▶ **Data shown**:
====

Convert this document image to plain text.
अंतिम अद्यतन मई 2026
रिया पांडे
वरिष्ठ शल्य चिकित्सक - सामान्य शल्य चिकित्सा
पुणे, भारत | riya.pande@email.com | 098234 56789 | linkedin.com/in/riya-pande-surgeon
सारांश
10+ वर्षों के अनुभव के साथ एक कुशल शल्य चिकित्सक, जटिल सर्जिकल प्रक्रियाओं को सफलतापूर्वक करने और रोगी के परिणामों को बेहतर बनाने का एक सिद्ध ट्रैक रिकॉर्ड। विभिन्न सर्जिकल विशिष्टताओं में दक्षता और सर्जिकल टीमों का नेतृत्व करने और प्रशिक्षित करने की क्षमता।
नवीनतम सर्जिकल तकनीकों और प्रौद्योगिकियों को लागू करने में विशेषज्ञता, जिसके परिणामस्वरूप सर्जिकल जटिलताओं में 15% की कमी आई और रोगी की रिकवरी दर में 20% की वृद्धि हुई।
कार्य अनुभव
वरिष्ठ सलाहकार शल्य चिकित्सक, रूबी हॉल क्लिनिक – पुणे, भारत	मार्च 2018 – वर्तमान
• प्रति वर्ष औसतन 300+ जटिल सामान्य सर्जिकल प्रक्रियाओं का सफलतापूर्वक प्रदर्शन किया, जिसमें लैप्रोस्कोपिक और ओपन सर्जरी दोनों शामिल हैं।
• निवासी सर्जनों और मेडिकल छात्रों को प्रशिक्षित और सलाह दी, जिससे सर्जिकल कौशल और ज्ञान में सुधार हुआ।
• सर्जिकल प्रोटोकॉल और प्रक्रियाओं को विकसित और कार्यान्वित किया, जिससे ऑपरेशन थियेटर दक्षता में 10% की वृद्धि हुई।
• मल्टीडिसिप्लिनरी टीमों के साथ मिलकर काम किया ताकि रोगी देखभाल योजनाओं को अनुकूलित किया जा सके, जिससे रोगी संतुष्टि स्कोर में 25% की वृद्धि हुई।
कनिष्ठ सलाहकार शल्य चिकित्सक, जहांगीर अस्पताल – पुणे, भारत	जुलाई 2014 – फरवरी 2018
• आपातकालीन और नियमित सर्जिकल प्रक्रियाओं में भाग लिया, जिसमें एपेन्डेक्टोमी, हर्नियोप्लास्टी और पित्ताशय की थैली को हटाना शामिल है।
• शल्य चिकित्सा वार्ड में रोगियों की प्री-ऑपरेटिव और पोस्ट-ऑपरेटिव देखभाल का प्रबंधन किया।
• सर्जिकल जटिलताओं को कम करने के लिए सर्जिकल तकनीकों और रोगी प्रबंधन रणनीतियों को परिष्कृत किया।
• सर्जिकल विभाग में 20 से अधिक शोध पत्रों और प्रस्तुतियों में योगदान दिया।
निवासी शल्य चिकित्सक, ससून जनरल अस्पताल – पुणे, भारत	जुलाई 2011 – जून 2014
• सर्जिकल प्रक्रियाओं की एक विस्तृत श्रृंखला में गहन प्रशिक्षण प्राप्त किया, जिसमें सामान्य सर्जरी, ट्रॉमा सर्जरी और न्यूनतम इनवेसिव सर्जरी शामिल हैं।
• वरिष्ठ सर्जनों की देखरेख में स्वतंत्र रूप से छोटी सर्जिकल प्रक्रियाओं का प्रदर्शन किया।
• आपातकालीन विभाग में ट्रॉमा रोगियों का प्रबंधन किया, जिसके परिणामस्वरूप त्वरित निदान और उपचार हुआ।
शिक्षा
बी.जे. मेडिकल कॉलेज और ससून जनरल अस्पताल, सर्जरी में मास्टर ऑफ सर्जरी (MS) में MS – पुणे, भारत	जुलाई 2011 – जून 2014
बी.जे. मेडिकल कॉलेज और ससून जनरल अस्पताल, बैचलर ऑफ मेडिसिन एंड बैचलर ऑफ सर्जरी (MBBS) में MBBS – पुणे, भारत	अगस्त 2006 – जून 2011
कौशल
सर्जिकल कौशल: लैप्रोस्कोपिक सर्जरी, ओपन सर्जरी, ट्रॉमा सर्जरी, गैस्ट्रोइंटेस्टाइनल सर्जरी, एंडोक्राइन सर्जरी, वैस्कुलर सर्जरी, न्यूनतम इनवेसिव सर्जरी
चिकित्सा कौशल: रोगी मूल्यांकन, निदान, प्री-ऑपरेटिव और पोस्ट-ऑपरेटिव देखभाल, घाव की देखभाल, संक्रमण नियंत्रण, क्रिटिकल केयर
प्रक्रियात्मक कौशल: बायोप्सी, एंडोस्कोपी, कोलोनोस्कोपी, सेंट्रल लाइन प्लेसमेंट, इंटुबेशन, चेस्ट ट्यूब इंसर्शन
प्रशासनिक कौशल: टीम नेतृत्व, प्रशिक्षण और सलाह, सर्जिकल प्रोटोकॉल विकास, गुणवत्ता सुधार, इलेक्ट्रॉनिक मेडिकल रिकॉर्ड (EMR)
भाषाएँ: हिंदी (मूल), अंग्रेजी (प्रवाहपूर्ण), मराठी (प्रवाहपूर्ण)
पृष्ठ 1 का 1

====

▶ **Exercise description**:
Retype all of the material, keeping each line exact.

▶ **Finished task**:
Convert this document image to plain text.
अंतिम अद्यतन मई 2026
रिया पांडे
वरिष्ठ शल्य चिकित्सक - सामान्य शल्य चिकित्सा
पुणे, भारत | riya.pande@email.com | 098234 56789 | linkedin.com/in/riya-pande-surgeon
सारांश
10+ वर्षों के अनुभव के साथ एक कुशल शल्य चिकित्सक, जटिल सर्जिकल प्रक्रियाओं को सफलतापूर्वक करने और रोगी के परिणामों को बेहतर बनाने का एक सिद्ध ट्रैक रिकॉर्ड। विभिन्न सर्जिकल विशिष्टताओं में दक्षता और सर्जिकल टीमों का नेतृत्व करने और प्रशिक्षित करने की क्षमता।
नवीनतम सर्जिकल तकनीकों और प्रौद्योगिकियों को लागू करने में विशेषज्ञता, जिसके परिणामस्वरूप सर्जिकल जटिलताओं में 15% की कमी आई और रोगी की रिकवरी दर में 20% की वृद्धि हुई।
कार्य अनुभव
वरिष्ठ सलाहकार शल्य चिकित्सक, रूबी हॉल क्लिनिक – पुणे, भारत	मार्च 2018 – वर्तमान
• प्रति वर्ष औसतन 300+ जटिल सामान्य सर्जिकल प्रक्रियाओं का सफलतापूर्वक प्रदर्शन किया, जिसमें लैप्रोस्कोपिक और ओपन सर्जरी दोनों शामिल हैं।
• निवासी सर्जनों और मेडिकल छात्रों को प्रशिक्षित और सलाह दी, जिससे सर्जिकल कौशल और ज्ञान में सुधार हुआ।
• सर्जिकल प्रोटोकॉल और प्रक्रियाओं को विकसित और कार्यान्वित किया, जिससे ऑपरेशन थियेटर दक्षता में 10% की वृद्धि हुई।
• मल्टीडिसिप्लिनरी टीमों के साथ मिलकर काम किया ताकि रोगी देखभाल योजनाओं को अनुकूलित किया जा सके, जिससे रोगी संतुष्टि स्कोर में 25% की वृद्धि हुई।
कनिष्ठ सलाहकार शल्य चिकित्सक, जहांगीर अस्पताल – पुणे, भारत	जुलाई 2014 – फरवरी 2018
• आपातकालीन और नियमित सर्जिकल प्रक्रियाओं में भाग लिया, जिसमें एपेन्डेक्टोमी, हर्नियोप्लास्टी और पित्ताशय की थैली को हटाना शामिल है।
• शल्य चिकित्सा वार्ड में रोगियों की प्री-ऑपरेटिव और पोस्ट-ऑपरेटिव देखभाल का प्रबंधन किया।
• सर्जिकल जटिलताओं को कम करने के लिए सर्जिकल तकनीकों और रोगी प्रबंधन रणनीतियों को परिष्कृत किया।
• सर्जिकल विभाग में 20 से अधिक शोध पत्रों और प्रस्तुतियों में योगदान दिया।
निवासी शल्य चिकित्सक, ससून जनरल अस्पताल – पुणे, भारत	जुलाई 2011 – जून 2014
• सर्जिकल प्रक्रियाओं की एक विस्तृत श्रृंखला में गहन प्रशिक्षण प्राप्त किया, जिसमें सामान्य सर्जरी, ट्रॉमा सर्जरी और न्यूनतम इनवेसिव सर्जरी शामिल हैं।
• वरिष्ठ सर्जनों की देखरेख में स्वतंत्र रूप से छोटी सर्जिकल प्रक्रियाओं का प्रदर्शन किया।
• आपातकालीन विभाग में ट्रॉमा रोगियों का प्रबंधन किया, जिसके परिणामस्वरूप त्वरित निदान और उपचार हुआ।
शिक्षा
बी.जे. मेडिकल कॉलेज और ससून जनरल अस्पताल, सर्जरी में मास्टर ऑफ सर्जरी (MS) में MS – पुणे, भारत	जुलाई 2011 – जून 2014
बी.जे. मेडिकल कॉलेज और ससून जनरल अस्पताल, बैचलर ऑफ मेडिसिन एंड बैचलर ऑफ सर्जरी (MBBS) में MBBS – पुणे, भारत	अगस्त 2006 – जून 2011
कौशल
सर्जिकल कौशल: लैप्रोस्कोपिक सर्जरी, ओपन सर्जरी, ट्रॉमा सर्जरी, गैस्ट्रोइंटेस्टाइनल सर्जरी, एंडोक्राइन सर्जरी, वैस्कुलर सर्जरी, न्यूनतम इनवेसिव सर्जरी
चिकित्सा कौशल: रोगी मूल्यांकन, निदान, प्री-ऑपरेटिव और पोस्ट-ऑपरेटिव देखभाल, घाव की देखभाल, संक्रमण नियंत्रण, क्रिटिकल केयर
प्रक्रियात्मक कौशल: बायोप्सी, एंडोस्कोपी, कोलोनोस्कोपी, सेंट्रल लाइन प्लेसमेंट, इंटुबेशन, चेस्ट ट्यूब इंसर्शन
प्रशासनिक कौशल: टीम नेतृत्व, प्रशिक्षण और सलाह, सर्जिकल प्रोटोकॉल विकास, गुणवत्ता सुधार, इलेक्ट्रॉनिक मेडिकल रिकॉर्ड (EMR)
भाषाएँ: हिंदी (मूल), अंग्रेजी (प्रवाहपूर्ण), मराठी (प्रवाहपूर्ण)
पृष्ठ 1 का 1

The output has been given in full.